PROBLEM DESCRIPTION: Transcribe the entries exactly; images are not part of the copy.

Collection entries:

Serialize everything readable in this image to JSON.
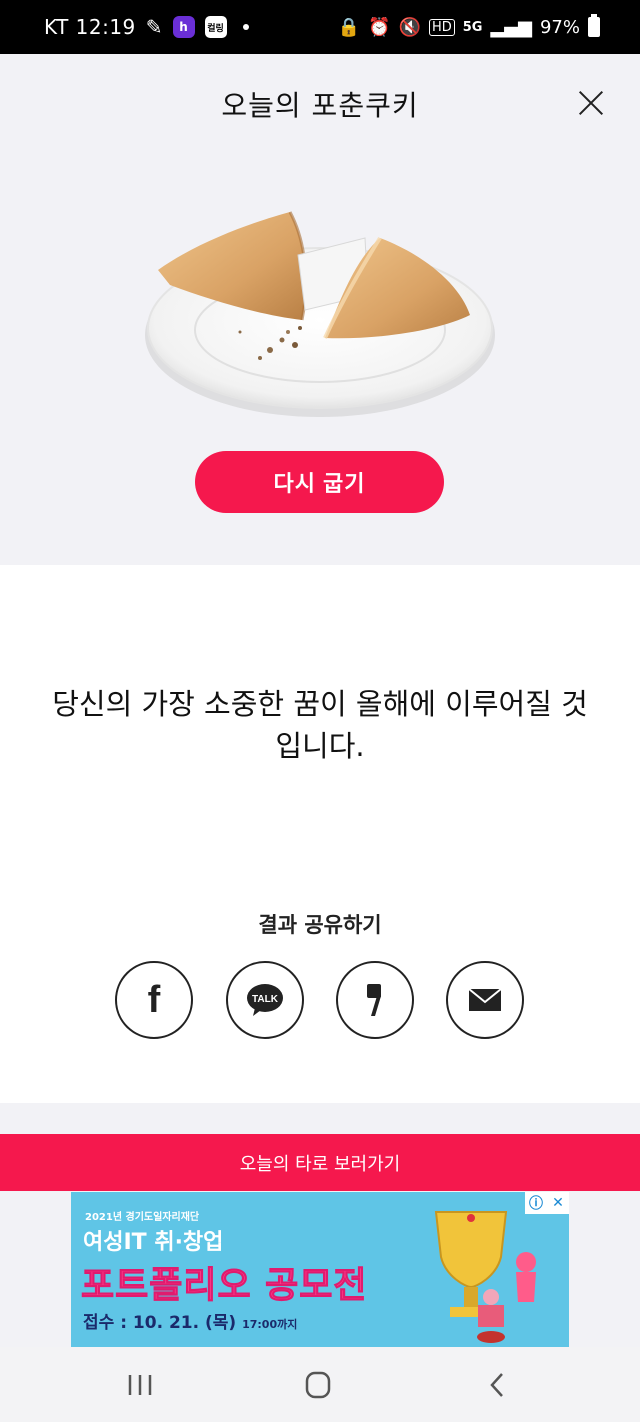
{
  "status_bar": {
    "carrier_time": "KT 12:19",
    "app_icon_1": "h",
    "app_icon_2": "컬링",
    "hd_label": "HD",
    "network": "5G",
    "battery": "97%"
  },
  "header": {
    "title": "오늘의 포춘쿠키",
    "close_icon": "close-icon"
  },
  "bake_again_label": "다시 굽기",
  "fortune_text": "당신의 가장 소중한 꿈이 올해에 이루어질 것입니다.",
  "share": {
    "label": "결과 공유하기",
    "buttons": [
      {
        "name": "facebook",
        "icon": "facebook-icon",
        "text": "f"
      },
      {
        "name": "kakaotalk",
        "icon": "kakaotalk-icon",
        "text": "TALK"
      },
      {
        "name": "kakaostory",
        "icon": "kakaostory-icon",
        "text": ","
      },
      {
        "name": "email",
        "icon": "mail-icon",
        "text": ""
      }
    ]
  },
  "tarot_link": "오늘의 타로 보러가기",
  "ad": {
    "sponsor": "2021년 경기도일자리재단",
    "headline": "여성IT 취·창업",
    "title": "포트폴리오 공모전",
    "date_label": "접수 : 10. 21. (목)",
    "date_time": "17:00까지",
    "info_badge": "ⓘ",
    "close_badge": "✕"
  },
  "colors": {
    "accent": "#f5184d",
    "ad_background": "#5fc5e6",
    "ad_title": "#ff3c8a"
  }
}
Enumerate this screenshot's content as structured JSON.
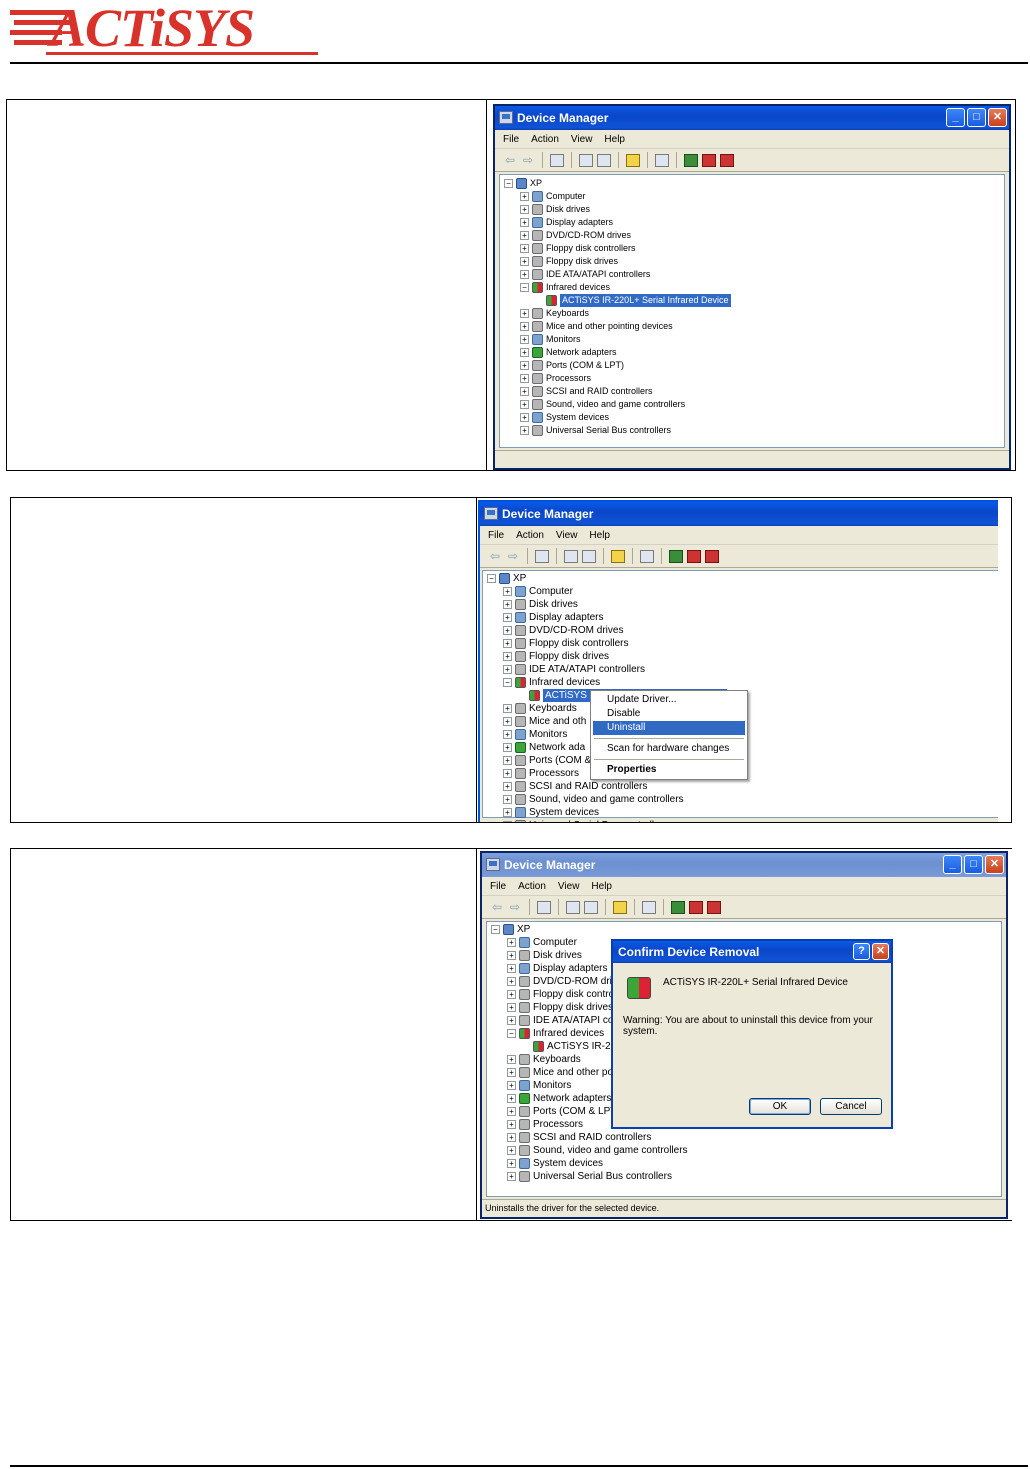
{
  "brand": {
    "logo_text": "ACTiSYS"
  },
  "window_title": "Device Manager",
  "menu": [
    "File",
    "Action",
    "View",
    "Help"
  ],
  "tree": {
    "root": "XP",
    "categories": [
      "Computer",
      "Disk drives",
      "Display adapters",
      "DVD/CD-ROM drives",
      "Floppy disk controllers",
      "Floppy disk drives",
      "IDE ATA/ATAPI controllers",
      "Infrared devices",
      "Keyboards",
      "Mice and other pointing devices",
      "Monitors",
      "Network adapters",
      "Ports (COM & LPT)",
      "Processors",
      "SCSI and RAID controllers",
      "Sound, video and game controllers",
      "System devices",
      "Universal Serial Bus controllers"
    ],
    "infrared_child": "ACTiSYS IR-220L+ Serial Infrared Device"
  },
  "shot2": {
    "device_truncated": "ACTiSYS",
    "truncated": {
      "mice": "Mice and oth",
      "network": "Network ada",
      "ports": "Ports (COM &"
    },
    "context_menu": [
      "Update Driver...",
      "Disable",
      "Uninstall",
      "Scan for hardware changes",
      "Properties"
    ]
  },
  "shot3": {
    "truncated": {
      "dvd": "DVD/CD-ROM driv",
      "floppy_ctrl": "Floppy disk contro",
      "floppy_drv": "Floppy disk drives",
      "ide": "IDE ATA/ATAPI co",
      "device": "ACTiSYS IR-2",
      "mice": "Mice and other po",
      "network": "Network adapters",
      "ports": "Ports (COM & LPT"
    },
    "dialog": {
      "title": "Confirm Device Removal",
      "device": "ACTiSYS IR-220L+ Serial Infrared Device",
      "warning": "Warning: You are about to uninstall this device from your system.",
      "ok": "OK",
      "cancel": "Cancel"
    },
    "status": "Uninstalls the driver for the selected device."
  },
  "colors": {
    "brand_red": "#d8322a",
    "xp_blue": "#0a46c8",
    "selection": "#316ac5"
  }
}
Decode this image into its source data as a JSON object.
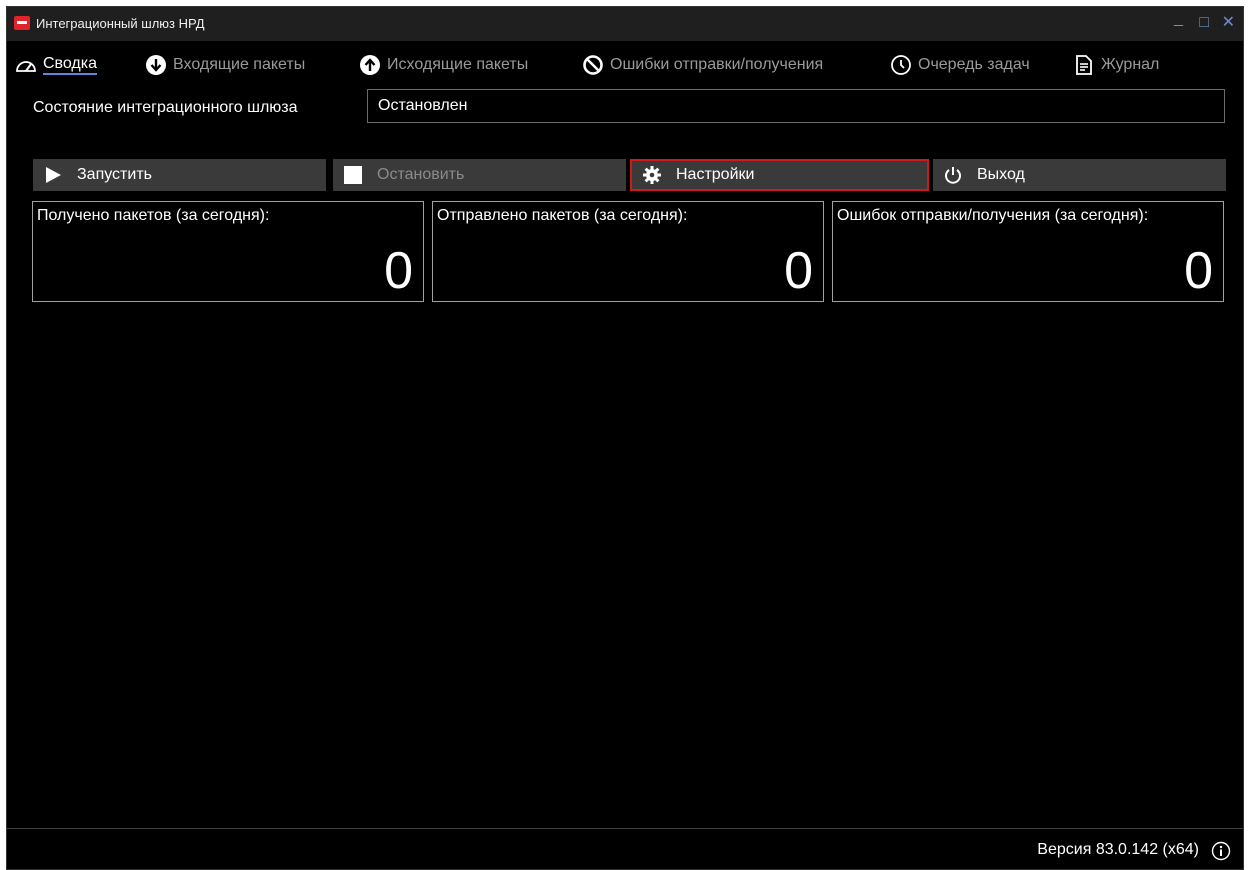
{
  "window": {
    "title": "Интеграционный шлюз НРД",
    "controls": {
      "minimize": "_",
      "maximize": "□",
      "close": "✕"
    },
    "accent_color": "#5a8ae0",
    "focus_color": "#d01a1a"
  },
  "tabs": [
    {
      "label": "Сводка",
      "icon": "gauge-icon",
      "active": true
    },
    {
      "label": "Входящие пакеты",
      "icon": "arrow-down-circle-icon",
      "active": false
    },
    {
      "label": "Исходящие пакеты",
      "icon": "arrow-up-circle-icon",
      "active": false
    },
    {
      "label": "Ошибки отправки/получения",
      "icon": "prohibited-icon",
      "active": false
    },
    {
      "label": "Очередь задач",
      "icon": "clock-icon",
      "active": false
    },
    {
      "label": "Журнал",
      "icon": "document-icon",
      "active": false
    }
  ],
  "gateway_status": {
    "label": "Состояние интеграционного шлюза",
    "value": "Остановлен"
  },
  "buttons": {
    "start": "Запустить",
    "stop": "Остановить",
    "settings": "Настройки",
    "exit": "Выход"
  },
  "stats": [
    {
      "label": "Получено пакетов (за сегодня):",
      "value": "0"
    },
    {
      "label": "Отправлено пакетов (за сегодня):",
      "value": "0"
    },
    {
      "label": "Ошибок отправки/получения (за сегодня):",
      "value": "0"
    }
  ],
  "footer": {
    "version": "Версия 83.0.142 (x64)"
  }
}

OUTPUT FOR THIS TASK:
Serialize everything readable in this image to JSON.
{
  "status_bar": {
    "carrier_time": "KT 12:19",
    "app_icon_1": "h",
    "app_icon_2": "컬링",
    "hd_label": "HD",
    "network": "5G",
    "battery": "97%"
  },
  "header": {
    "title": "오늘의 포춘쿠키",
    "close_icon": "close-icon"
  },
  "bake_again_label": "다시 굽기",
  "fortune_text": "당신의 가장 소중한 꿈이 올해에 이루어질 것입니다.",
  "share": {
    "label": "결과 공유하기",
    "buttons": [
      {
        "name": "facebook",
        "icon": "facebook-icon",
        "text": "f"
      },
      {
        "name": "kakaotalk",
        "icon": "kakaotalk-icon",
        "text": "TALK"
      },
      {
        "name": "kakaostory",
        "icon": "kakaostory-icon",
        "text": ","
      },
      {
        "name": "email",
        "icon": "mail-icon",
        "text": ""
      }
    ]
  },
  "tarot_link": "오늘의 타로 보러가기",
  "ad": {
    "sponsor": "2021년 경기도일자리재단",
    "headline": "여성IT 취·창업",
    "title": "포트폴리오 공모전",
    "date_label": "접수 : 10. 21. (목)",
    "date_time": "17:00까지",
    "info_badge": "ⓘ",
    "close_badge": "✕"
  },
  "colors": {
    "accent": "#f5184d",
    "ad_background": "#5fc5e6",
    "ad_title": "#ff3c8a"
  }
}
Enumerate this screenshot's content as structured JSON.
{
  "brand": {
    "logo_text": "ACTiSYS"
  },
  "window_title": "Device Manager",
  "menu": [
    "File",
    "Action",
    "View",
    "Help"
  ],
  "tree": {
    "root": "XP",
    "categories": [
      "Computer",
      "Disk drives",
      "Display adapters",
      "DVD/CD-ROM drives",
      "Floppy disk controllers",
      "Floppy disk drives",
      "IDE ATA/ATAPI controllers",
      "Infrared devices",
      "Keyboards",
      "Mice and other pointing devices",
      "Monitors",
      "Network adapters",
      "Ports (COM & LPT)",
      "Processors",
      "SCSI and RAID controllers",
      "Sound, video and game controllers",
      "System devices",
      "Universal Serial Bus controllers"
    ],
    "infrared_child": "ACTiSYS IR-220L+ Serial Infrared Device"
  },
  "shot2": {
    "device_truncated": "ACTiSYS",
    "truncated": {
      "mice": "Mice and oth",
      "network": "Network ada",
      "ports": "Ports (COM &"
    },
    "context_menu": [
      "Update Driver...",
      "Disable",
      "Uninstall",
      "Scan for hardware changes",
      "Properties"
    ]
  },
  "shot3": {
    "truncated": {
      "dvd": "DVD/CD-ROM driv",
      "floppy_ctrl": "Floppy disk contro",
      "floppy_drv": "Floppy disk drives",
      "ide": "IDE ATA/ATAPI co",
      "device": "ACTiSYS IR-2",
      "mice": "Mice and other po",
      "network": "Network adapters",
      "ports": "Ports (COM & LPT"
    },
    "dialog": {
      "title": "Confirm Device Removal",
      "device": "ACTiSYS IR-220L+ Serial Infrared Device",
      "warning": "Warning: You are about to uninstall this device from your system.",
      "ok": "OK",
      "cancel": "Cancel"
    },
    "status": "Uninstalls the driver for the selected device."
  },
  "colors": {
    "brand_red": "#d8322a",
    "xp_blue": "#0a46c8",
    "selection": "#316ac5"
  }
}
Decode this image into its source data as a JSON object.
{
  "window": {
    "title": "Интеграционный шлюз НРД",
    "controls": {
      "minimize": "_",
      "maximize": "□",
      "close": "✕"
    },
    "accent_color": "#5a8ae0",
    "focus_color": "#d01a1a"
  },
  "tabs": [
    {
      "label": "Сводка",
      "icon": "gauge-icon",
      "active": true
    },
    {
      "label": "Входящие пакеты",
      "icon": "arrow-down-circle-icon",
      "active": false
    },
    {
      "label": "Исходящие пакеты",
      "icon": "arrow-up-circle-icon",
      "active": false
    },
    {
      "label": "Ошибки отправки/получения",
      "icon": "prohibited-icon",
      "active": false
    },
    {
      "label": "Очередь задач",
      "icon": "clock-icon",
      "active": false
    },
    {
      "label": "Журнал",
      "icon": "document-icon",
      "active": false
    }
  ],
  "gateway_status": {
    "label": "Состояние интеграционного шлюза",
    "value": "Остановлен"
  },
  "buttons": {
    "start": "Запустить",
    "stop": "Остановить",
    "settings": "Настройки",
    "exit": "Выход"
  },
  "stats": [
    {
      "label": "Получено пакетов (за сегодня):",
      "value": "0"
    },
    {
      "label": "Отправлено пакетов (за сегодня):",
      "value": "0"
    },
    {
      "label": "Ошибок отправки/получения (за сегодня):",
      "value": "0"
    }
  ],
  "footer": {
    "version": "Версия 83.0.142 (x64)"
  }
}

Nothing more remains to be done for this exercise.